***** Supplied data

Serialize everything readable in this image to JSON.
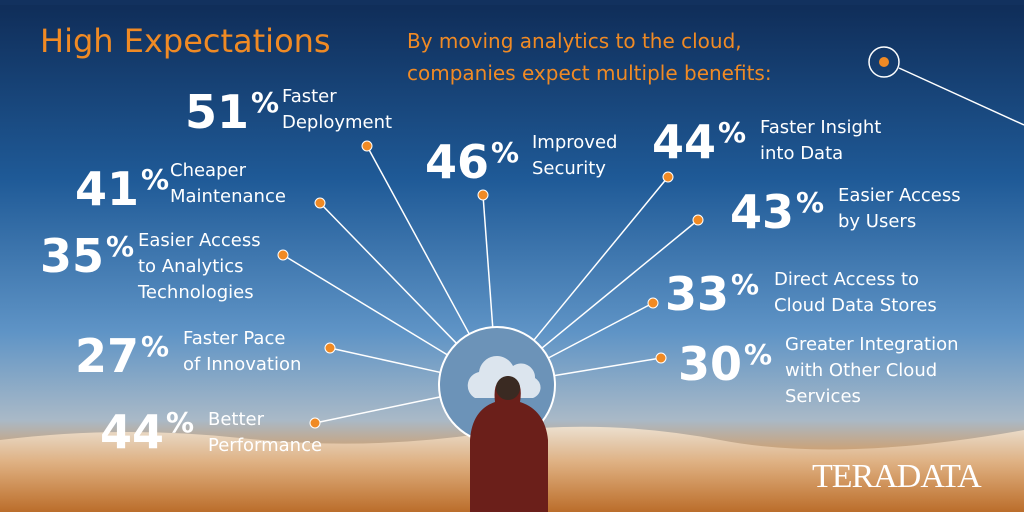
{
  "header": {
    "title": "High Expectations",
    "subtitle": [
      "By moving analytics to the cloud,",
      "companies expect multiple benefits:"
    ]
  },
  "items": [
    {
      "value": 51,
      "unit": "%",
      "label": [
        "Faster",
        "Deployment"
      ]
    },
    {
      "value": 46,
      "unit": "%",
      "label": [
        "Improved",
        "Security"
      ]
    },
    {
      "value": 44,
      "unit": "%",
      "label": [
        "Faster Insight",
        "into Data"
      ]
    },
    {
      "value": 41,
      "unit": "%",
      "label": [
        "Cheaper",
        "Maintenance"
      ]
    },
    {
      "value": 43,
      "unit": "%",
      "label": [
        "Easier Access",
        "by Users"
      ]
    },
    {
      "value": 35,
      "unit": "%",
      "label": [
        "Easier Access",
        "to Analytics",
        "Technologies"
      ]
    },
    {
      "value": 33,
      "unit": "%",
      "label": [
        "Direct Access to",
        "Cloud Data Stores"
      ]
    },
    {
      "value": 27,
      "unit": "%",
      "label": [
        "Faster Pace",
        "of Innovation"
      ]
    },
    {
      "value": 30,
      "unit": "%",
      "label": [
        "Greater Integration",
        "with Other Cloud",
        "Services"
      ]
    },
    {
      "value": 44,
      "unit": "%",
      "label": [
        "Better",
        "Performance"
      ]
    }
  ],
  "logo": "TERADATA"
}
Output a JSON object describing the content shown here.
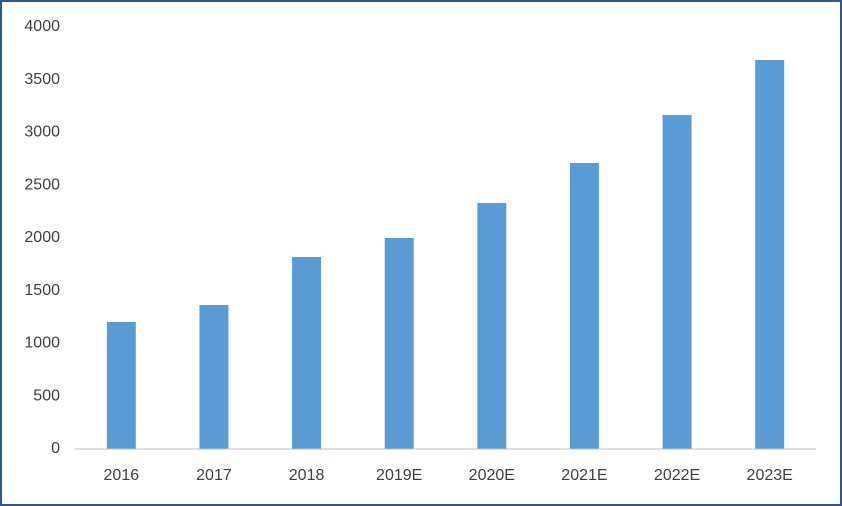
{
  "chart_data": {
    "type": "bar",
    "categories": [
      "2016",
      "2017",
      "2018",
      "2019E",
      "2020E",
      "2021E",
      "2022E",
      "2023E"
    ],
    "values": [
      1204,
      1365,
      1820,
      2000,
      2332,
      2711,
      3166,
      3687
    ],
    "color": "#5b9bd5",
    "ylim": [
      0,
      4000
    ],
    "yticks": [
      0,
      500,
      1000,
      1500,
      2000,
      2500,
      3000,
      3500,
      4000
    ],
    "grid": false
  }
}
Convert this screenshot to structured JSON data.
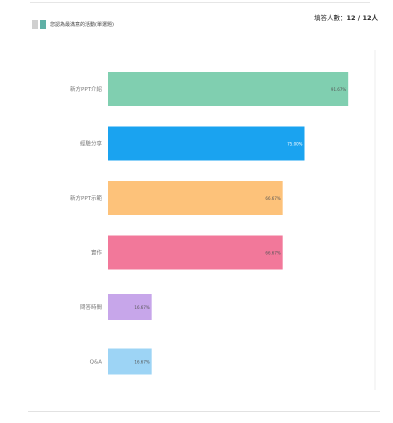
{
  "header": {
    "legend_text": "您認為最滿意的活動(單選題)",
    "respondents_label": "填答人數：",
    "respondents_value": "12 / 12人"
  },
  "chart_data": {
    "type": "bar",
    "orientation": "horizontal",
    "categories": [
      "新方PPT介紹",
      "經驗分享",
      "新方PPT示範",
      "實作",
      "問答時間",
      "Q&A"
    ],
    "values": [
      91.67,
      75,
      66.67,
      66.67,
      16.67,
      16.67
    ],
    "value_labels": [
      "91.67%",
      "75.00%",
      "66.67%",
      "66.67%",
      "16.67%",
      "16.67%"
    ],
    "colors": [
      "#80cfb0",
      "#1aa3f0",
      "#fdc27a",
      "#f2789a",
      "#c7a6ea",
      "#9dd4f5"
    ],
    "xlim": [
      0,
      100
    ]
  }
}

**********

• _Set problem_:
Without the pictures, copy the material exactly as given.

• _Worked solution_:
Serialize everything readable in this image to JSON.
{
  "header": {
    "title": "High Expectations",
    "subtitle": [
      "By moving analytics to the cloud,",
      "companies expect multiple benefits:"
    ]
  },
  "items": [
    {
      "value": 51,
      "unit": "%",
      "label": [
        "Faster",
        "Deployment"
      ]
    },
    {
      "value": 46,
      "unit": "%",
      "label": [
        "Improved",
        "Security"
      ]
    },
    {
      "value": 44,
      "unit": "%",
      "label": [
        "Faster Insight",
        "into Data"
      ]
    },
    {
      "value": 41,
      "unit": "%",
      "label": [
        "Cheaper",
        "Maintenance"
      ]
    },
    {
      "value": 43,
      "unit": "%",
      "label": [
        "Easier Access",
        "by Users"
      ]
    },
    {
      "value": 35,
      "unit": "%",
      "label": [
        "Easier Access",
        "to Analytics",
        "Technologies"
      ]
    },
    {
      "value": 33,
      "unit": "%",
      "label": [
        "Direct Access to",
        "Cloud Data Stores"
      ]
    },
    {
      "value": 27,
      "unit": "%",
      "label": [
        "Faster Pace",
        "of Innovation"
      ]
    },
    {
      "value": 30,
      "unit": "%",
      "label": [
        "Greater Integration",
        "with Other Cloud",
        "Services"
      ]
    },
    {
      "value": 44,
      "unit": "%",
      "label": [
        "Better",
        "Performance"
      ]
    }
  ],
  "logo": "TERADATA"
}
Output a JSON object describing the content shown here.
{
  "chart_data": {
    "type": "bar",
    "categories": [
      "2016",
      "2017",
      "2018",
      "2019E",
      "2020E",
      "2021E",
      "2022E",
      "2023E"
    ],
    "values": [
      1204,
      1365,
      1820,
      2000,
      2332,
      2711,
      3166,
      3687
    ],
    "color": "#5b9bd5",
    "ylim": [
      0,
      4000
    ],
    "yticks": [
      0,
      500,
      1000,
      1500,
      2000,
      2500,
      3000,
      3500,
      4000
    ],
    "grid": false
  }
}
Convert this screenshot to structured JSON data.
{
  "header": {
    "legend_text": "您認為最滿意的活動(單選題)",
    "respondents_label": "填答人數：",
    "respondents_value": "12 / 12人"
  },
  "chart_data": {
    "type": "bar",
    "orientation": "horizontal",
    "categories": [
      "新方PPT介紹",
      "經驗分享",
      "新方PPT示範",
      "實作",
      "問答時間",
      "Q&A"
    ],
    "values": [
      91.67,
      75,
      66.67,
      66.67,
      16.67,
      16.67
    ],
    "value_labels": [
      "91.67%",
      "75.00%",
      "66.67%",
      "66.67%",
      "16.67%",
      "16.67%"
    ],
    "colors": [
      "#80cfb0",
      "#1aa3f0",
      "#fdc27a",
      "#f2789a",
      "#c7a6ea",
      "#9dd4f5"
    ],
    "xlim": [
      0,
      100
    ]
  }
}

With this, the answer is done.